Your task: Return each entry exactly, omitting nothing.

[Start]

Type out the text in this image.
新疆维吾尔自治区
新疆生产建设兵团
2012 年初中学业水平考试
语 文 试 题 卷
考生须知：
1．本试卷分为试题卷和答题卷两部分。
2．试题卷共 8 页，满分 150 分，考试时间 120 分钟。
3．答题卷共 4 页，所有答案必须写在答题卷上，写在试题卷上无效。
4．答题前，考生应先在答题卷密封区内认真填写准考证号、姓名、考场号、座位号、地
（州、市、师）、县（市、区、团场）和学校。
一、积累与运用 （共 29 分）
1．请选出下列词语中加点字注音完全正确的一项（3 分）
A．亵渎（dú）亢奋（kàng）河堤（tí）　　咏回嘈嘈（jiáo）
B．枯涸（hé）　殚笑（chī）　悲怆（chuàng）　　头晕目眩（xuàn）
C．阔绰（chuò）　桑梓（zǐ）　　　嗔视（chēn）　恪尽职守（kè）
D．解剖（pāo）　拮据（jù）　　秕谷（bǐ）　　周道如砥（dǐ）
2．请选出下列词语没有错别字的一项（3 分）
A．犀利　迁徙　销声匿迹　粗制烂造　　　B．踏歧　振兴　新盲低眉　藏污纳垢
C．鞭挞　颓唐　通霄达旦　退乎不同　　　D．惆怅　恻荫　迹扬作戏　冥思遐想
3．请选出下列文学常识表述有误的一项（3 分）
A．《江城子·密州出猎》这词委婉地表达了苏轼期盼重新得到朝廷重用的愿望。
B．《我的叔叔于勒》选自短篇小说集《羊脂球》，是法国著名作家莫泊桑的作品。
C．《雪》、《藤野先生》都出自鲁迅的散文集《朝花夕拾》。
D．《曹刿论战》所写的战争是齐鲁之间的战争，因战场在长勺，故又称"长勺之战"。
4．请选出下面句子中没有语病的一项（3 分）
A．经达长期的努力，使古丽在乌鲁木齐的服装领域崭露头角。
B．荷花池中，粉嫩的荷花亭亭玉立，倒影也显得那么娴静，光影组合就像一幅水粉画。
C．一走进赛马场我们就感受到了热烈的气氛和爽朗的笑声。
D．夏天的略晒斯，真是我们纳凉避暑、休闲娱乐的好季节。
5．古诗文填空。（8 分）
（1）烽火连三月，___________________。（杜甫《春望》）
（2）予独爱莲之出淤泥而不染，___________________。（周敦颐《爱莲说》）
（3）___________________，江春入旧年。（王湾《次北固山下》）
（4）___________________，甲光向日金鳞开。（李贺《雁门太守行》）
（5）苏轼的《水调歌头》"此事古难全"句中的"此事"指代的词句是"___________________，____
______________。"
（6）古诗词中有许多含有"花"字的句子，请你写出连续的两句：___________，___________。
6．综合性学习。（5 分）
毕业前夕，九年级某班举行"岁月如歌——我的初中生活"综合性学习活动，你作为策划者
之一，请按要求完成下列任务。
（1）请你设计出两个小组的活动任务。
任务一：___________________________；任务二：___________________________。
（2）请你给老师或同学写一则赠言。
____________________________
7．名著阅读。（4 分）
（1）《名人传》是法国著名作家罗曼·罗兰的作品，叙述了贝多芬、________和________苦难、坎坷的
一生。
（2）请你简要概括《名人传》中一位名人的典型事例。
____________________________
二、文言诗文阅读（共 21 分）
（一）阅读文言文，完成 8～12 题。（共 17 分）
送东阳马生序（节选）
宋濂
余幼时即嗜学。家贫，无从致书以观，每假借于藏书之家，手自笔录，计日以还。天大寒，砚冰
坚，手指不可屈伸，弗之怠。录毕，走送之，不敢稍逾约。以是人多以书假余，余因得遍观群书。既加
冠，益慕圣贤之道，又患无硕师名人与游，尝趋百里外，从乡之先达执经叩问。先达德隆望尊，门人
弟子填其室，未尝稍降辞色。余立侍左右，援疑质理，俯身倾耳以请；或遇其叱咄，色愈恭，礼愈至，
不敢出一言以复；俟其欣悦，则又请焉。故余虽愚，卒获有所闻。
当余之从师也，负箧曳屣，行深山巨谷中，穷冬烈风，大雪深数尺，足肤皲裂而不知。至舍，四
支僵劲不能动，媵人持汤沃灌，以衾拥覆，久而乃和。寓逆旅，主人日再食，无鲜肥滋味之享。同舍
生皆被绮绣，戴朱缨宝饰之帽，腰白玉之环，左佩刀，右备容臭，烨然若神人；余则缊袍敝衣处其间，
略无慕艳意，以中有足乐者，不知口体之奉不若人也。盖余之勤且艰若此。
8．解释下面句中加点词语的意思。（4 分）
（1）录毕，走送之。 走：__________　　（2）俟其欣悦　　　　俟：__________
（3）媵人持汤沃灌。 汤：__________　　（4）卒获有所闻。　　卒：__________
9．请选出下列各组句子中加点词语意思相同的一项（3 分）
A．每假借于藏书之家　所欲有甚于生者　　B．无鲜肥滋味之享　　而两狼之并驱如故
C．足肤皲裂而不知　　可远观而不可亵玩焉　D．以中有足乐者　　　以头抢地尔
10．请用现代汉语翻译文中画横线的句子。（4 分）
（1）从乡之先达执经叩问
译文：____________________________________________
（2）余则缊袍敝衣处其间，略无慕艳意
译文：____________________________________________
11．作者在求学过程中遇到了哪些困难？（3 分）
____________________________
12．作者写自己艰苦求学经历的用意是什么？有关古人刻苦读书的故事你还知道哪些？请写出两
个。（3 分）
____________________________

[End]

Worked solution:
Type out the text in this image.
新疆维吾尔自治区
新疆生产建设兵团
2012 年初中学业水平考试
语 文 试 题 卷
考生须知：
1．本试卷分为试题卷和答题卷两部分。
2．试题卷共 8 页，满分 150 分，考试时间 120 分钟。
3．答题卷共 4 页，所有答案必须写在答题卷上，写在试题卷上无效。
4．答题前，考生应先在答题卷密封区内认真填写准考证号、姓名、考场号、座位号、地
（州、市、师）、县（市、区、团场）和学校。
一、积累与运用 （共 29 分）
1．请选出下列词语中加点字注音完全正确的一项（3 分）
A．亵渎（dú）亢奋（kàng）河堤（tí）　　咏回嘈嘈（jiáo）
B．枯涸（hé）　殚笑（chī）　悲怆（chuàng）　　头晕目眩（xuàn）
C．阔绰（chuò）　桑梓（zǐ）　　　嗔视（chēn）　恪尽职守（kè）
D．解剖（pāo）　拮据（jù）　　秕谷（bǐ）　　周道如砥（dǐ）
2．请选出下列词语没有错别字的一项（3 分）
A．犀利　迁徙　销声匿迹　粗制烂造　　　B．踏歧　振兴　新盲低眉　藏污纳垢
C．鞭挞　颓唐　通霄达旦　退乎不同　　　D．惆怅　恻荫　迹扬作戏　冥思遐想
3．请选出下列文学常识表述有误的一项（3 分）
A．《江城子·密州出猎》这词委婉地表达了苏轼期盼重新得到朝廷重用的愿望。
B．《我的叔叔于勒》选自短篇小说集《羊脂球》，是法国著名作家莫泊桑的作品。
C．《雪》、《藤野先生》都出自鲁迅的散文集《朝花夕拾》。
D．《曹刿论战》所写的战争是齐鲁之间的战争，因战场在长勺，故又称"长勺之战"。
4．请选出下面句子中没有语病的一项（3 分）
A．经达长期的努力，使古丽在乌鲁木齐的服装领域崭露头角。
B．荷花池中，粉嫩的荷花亭亭玉立，倒影也显得那么娴静，光影组合就像一幅水粉画。
C．一走进赛马场我们就感受到了热烈的气氛和爽朗的笑声。
D．夏天的略晒斯，真是我们纳凉避暑、休闲娱乐的好季节。
5．古诗文填空。（8 分）
（1）烽火连三月，___________________。（杜甫《春望》）
（2）予独爱莲之出淤泥而不染，___________________。（周敦颐《爱莲说》）
（3）___________________，江春入旧年。（王湾《次北固山下》）
（4）___________________，甲光向日金鳞开。（李贺《雁门太守行》）
（5）苏轼的《水调歌头》"此事古难全"句中的"此事"指代的词句是"___________________，____
______________。"
（6）古诗词中有许多含有"花"字的句子，请你写出连续的两句：___________，___________。
6．综合性学习。（5 分）
毕业前夕，九年级某班举行"岁月如歌——我的初中生活"综合性学习活动，你作为策划者
之一，请按要求完成下列任务。
（1）请你设计出两个小组的活动任务。
任务一：___________________________；任务二：___________________________。
（2）请你给老师或同学写一则赠言。
____________________________
7．名著阅读。（4 分）
（1）《名人传》是法国著名作家罗曼·罗兰的作品，叙述了贝多芬、________和________苦难、坎坷的
一生。
（2）请你简要概括《名人传》中一位名人的典型事例。
____________________________
二、文言诗文阅读（共 21 分）
（一）阅读文言文，完成 8～12 题。（共 17 分）
送东阳马生序（节选）
宋濂
余幼时即嗜学。家贫，无从致书以观，每假借于藏书之家，手自笔录，计日以还。天大寒，砚冰
坚，手指不可屈伸，弗之怠。录毕，走送之，不敢稍逾约。以是人多以书假余，余因得遍观群书。既加
冠，益慕圣贤之道，又患无硕师名人与游，尝趋百里外，从乡之先达执经叩问。先达德隆望尊，门人
弟子填其室，未尝稍降辞色。余立侍左右，援疑质理，俯身倾耳以请；或遇其叱咄，色愈恭，礼愈至，
不敢出一言以复；俟其欣悦，则又请焉。故余虽愚，卒获有所闻。
当余之从师也，负箧曳屣，行深山巨谷中，穷冬烈风，大雪深数尺，足肤皲裂而不知。至舍，四
支僵劲不能动，媵人持汤沃灌，以衾拥覆，久而乃和。寓逆旅，主人日再食，无鲜肥滋味之享。同舍
生皆被绮绣，戴朱缨宝饰之帽，腰白玉之环，左佩刀，右备容臭，烨然若神人；余则缊袍敝衣处其间，
略无慕艳意，以中有足乐者，不知口体之奉不若人也。盖余之勤且艰若此。
8．解释下面句中加点词语的意思。（4 分）
（1）录毕，走送之。 走：__________　　（2）俟其欣悦　　　　俟：__________
（3）媵人持汤沃灌。 汤：__________　　（4）卒获有所闻。　　卒：__________
9．请选出下列各组句子中加点词语意思相同的一项（3 分）
A．每假借于藏书之家　所欲有甚于生者　　B．无鲜肥滋味之享　　而两狼之并驱如故
C．足肤皲裂而不知　　可远观而不可亵玩焉　D．以中有足乐者　　　以头抢地尔
10．请用现代汉语翻译文中画横线的句子。（4 分）
（1）从乡之先达执经叩问
译文：____________________________________________
（2）余则缊袍敝衣处其间，略无慕艳意
译文：____________________________________________
11．作者在求学过程中遇到了哪些困难？（3 分）
____________________________
12．作者写自己艰苦求学经历的用意是什么？有关古人刻苦读书的故事你还知道哪些？请写出两
个。（3 分）
____________________________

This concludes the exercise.